| Given exercise |
Extract all records. Keep each one exact.

Dataset entries
------------
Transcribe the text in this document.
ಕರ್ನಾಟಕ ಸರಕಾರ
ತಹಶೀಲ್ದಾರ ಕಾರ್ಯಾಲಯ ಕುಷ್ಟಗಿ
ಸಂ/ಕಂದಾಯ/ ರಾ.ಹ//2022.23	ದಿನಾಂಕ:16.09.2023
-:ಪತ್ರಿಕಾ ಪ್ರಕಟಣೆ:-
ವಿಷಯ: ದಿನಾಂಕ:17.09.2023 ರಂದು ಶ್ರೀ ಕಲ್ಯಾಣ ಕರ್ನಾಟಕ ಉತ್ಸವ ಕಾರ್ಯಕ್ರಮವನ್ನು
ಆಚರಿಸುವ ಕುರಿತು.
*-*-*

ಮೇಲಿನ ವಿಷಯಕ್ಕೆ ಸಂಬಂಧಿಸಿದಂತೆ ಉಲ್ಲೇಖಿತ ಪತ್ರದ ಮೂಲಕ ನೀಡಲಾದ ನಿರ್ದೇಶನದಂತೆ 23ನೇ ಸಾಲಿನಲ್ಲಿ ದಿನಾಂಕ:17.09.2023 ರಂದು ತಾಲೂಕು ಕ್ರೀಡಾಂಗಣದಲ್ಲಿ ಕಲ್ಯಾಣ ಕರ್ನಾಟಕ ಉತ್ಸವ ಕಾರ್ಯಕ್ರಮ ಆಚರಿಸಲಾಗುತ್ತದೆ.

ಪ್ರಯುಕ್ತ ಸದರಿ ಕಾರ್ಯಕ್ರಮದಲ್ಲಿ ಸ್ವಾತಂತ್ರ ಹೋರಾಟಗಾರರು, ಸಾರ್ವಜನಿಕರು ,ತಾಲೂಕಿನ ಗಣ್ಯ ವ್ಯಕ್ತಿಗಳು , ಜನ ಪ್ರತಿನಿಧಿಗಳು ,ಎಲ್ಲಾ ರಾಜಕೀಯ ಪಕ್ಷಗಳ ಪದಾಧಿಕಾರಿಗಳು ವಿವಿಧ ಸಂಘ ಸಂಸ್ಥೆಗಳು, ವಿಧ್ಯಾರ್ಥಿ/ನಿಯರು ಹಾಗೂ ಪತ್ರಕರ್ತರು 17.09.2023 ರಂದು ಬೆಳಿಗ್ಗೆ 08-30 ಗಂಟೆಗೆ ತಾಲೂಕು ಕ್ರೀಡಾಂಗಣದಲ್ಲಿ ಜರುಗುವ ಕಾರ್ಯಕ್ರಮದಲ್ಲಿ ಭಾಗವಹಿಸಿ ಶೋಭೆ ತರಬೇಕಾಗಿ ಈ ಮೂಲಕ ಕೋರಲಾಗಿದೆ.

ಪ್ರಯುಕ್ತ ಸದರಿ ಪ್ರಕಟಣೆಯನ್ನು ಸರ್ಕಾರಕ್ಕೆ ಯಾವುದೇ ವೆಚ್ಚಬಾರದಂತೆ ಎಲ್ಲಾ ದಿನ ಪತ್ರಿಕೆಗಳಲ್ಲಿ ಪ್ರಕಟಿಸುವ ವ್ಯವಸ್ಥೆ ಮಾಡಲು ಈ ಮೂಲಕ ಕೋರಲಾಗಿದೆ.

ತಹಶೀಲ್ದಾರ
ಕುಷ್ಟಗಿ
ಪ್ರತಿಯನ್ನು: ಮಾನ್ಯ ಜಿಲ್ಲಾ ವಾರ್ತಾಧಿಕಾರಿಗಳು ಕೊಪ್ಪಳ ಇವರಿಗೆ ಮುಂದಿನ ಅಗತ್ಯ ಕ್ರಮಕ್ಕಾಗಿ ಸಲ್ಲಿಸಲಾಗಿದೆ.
------------
| Final result |
Transcribe the text in this document.
ಕರ್ನಾಟಕ ಸರಕಾರ
ತಹಶೀಲ್ದಾರ ಕಾರ್ಯಾಲಯ ಕುಷ್ಟಗಿ
ಸಂ/ಕಂದಾಯ/ ರಾ.ಹ//2022.23	ದಿನಾಂಕ:16.09.2023
-:ಪತ್ರಿಕಾ ಪ್ರಕಟಣೆ:-
ವಿಷಯ: ದಿನಾಂಕ:17.09.2023 ರಂದು ಶ್ರೀ ಕಲ್ಯಾಣ ಕರ್ನಾಟಕ ಉತ್ಸವ ಕಾರ್ಯಕ್ರಮವನ್ನು
ಆಚರಿಸುವ ಕುರಿತು.
*-*-*

ಮೇಲಿನ ವಿಷಯಕ್ಕೆ ಸಂಬಂಧಿಸಿದಂತೆ ಉಲ್ಲೇಖಿತ ಪತ್ರದ ಮೂಲಕ ನೀಡಲಾದ ನಿರ್ದೇಶನದಂತೆ 23ನೇ ಸಾಲಿನಲ್ಲಿ ದಿನಾಂಕ:17.09.2023 ರಂದು ತಾಲೂಕು ಕ್ರೀಡಾಂಗಣದಲ್ಲಿ ಕಲ್ಯಾಣ ಕರ್ನಾಟಕ ಉತ್ಸವ ಕಾರ್ಯಕ್ರಮ ಆಚರಿಸಲಾಗುತ್ತದೆ.

ಪ್ರಯುಕ್ತ ಸದರಿ ಕಾರ್ಯಕ್ರಮದಲ್ಲಿ ಸ್ವಾತಂತ್ರ ಹೋರಾಟಗಾರರು, ಸಾರ್ವಜನಿಕರು ,ತಾಲೂಕಿನ ಗಣ್ಯ ವ್ಯಕ್ತಿಗಳು , ಜನ ಪ್ರತಿನಿಧಿಗಳು ,ಎಲ್ಲಾ ರಾಜಕೀಯ ಪಕ್ಷಗಳ ಪದಾಧಿಕಾರಿಗಳು ವಿವಿಧ ಸಂಘ ಸಂಸ್ಥೆಗಳು, ವಿಧ್ಯಾರ್ಥಿ/ನಿಯರು ಹಾಗೂ ಪತ್ರಕರ್ತರು 17.09.2023 ರಂದು ಬೆಳಿಗ್ಗೆ 08-30 ಗಂಟೆಗೆ ತಾಲೂಕು ಕ್ರೀಡಾಂಗಣದಲ್ಲಿ ಜರುಗುವ ಕಾರ್ಯಕ್ರಮದಲ್ಲಿ ಭಾಗವಹಿಸಿ ಶೋಭೆ ತರಬೇಕಾಗಿ ಈ ಮೂಲಕ ಕೋರಲಾಗಿದೆ.

ಪ್ರಯುಕ್ತ ಸದರಿ ಪ್ರಕಟಣೆಯನ್ನು ಸರ್ಕಾರಕ್ಕೆ ಯಾವುದೇ ವೆಚ್ಚಬಾರದಂತೆ ಎಲ್ಲಾ ದಿನ ಪತ್ರಿಕೆಗಳಲ್ಲಿ ಪ್ರಕಟಿಸುವ ವ್ಯವಸ್ಥೆ ಮಾಡಲು ಈ ಮೂಲಕ ಕೋರಲಾಗಿದೆ.

ತಹಶೀಲ್ದಾರ
ಕುಷ್ಟಗಿ
ಪ್ರತಿಯನ್ನು: ಮಾನ್ಯ ಜಿಲ್ಲಾ ವಾರ್ತಾಧಿಕಾರಿಗಳು ಕೊಪ್ಪಳ ಇವರಿಗೆ ಮುಂದಿನ ಅಗತ್ಯ ಕ್ರಮಕ್ಕಾಗಿ ಸಲ್ಲಿಸಲಾಗಿದೆ.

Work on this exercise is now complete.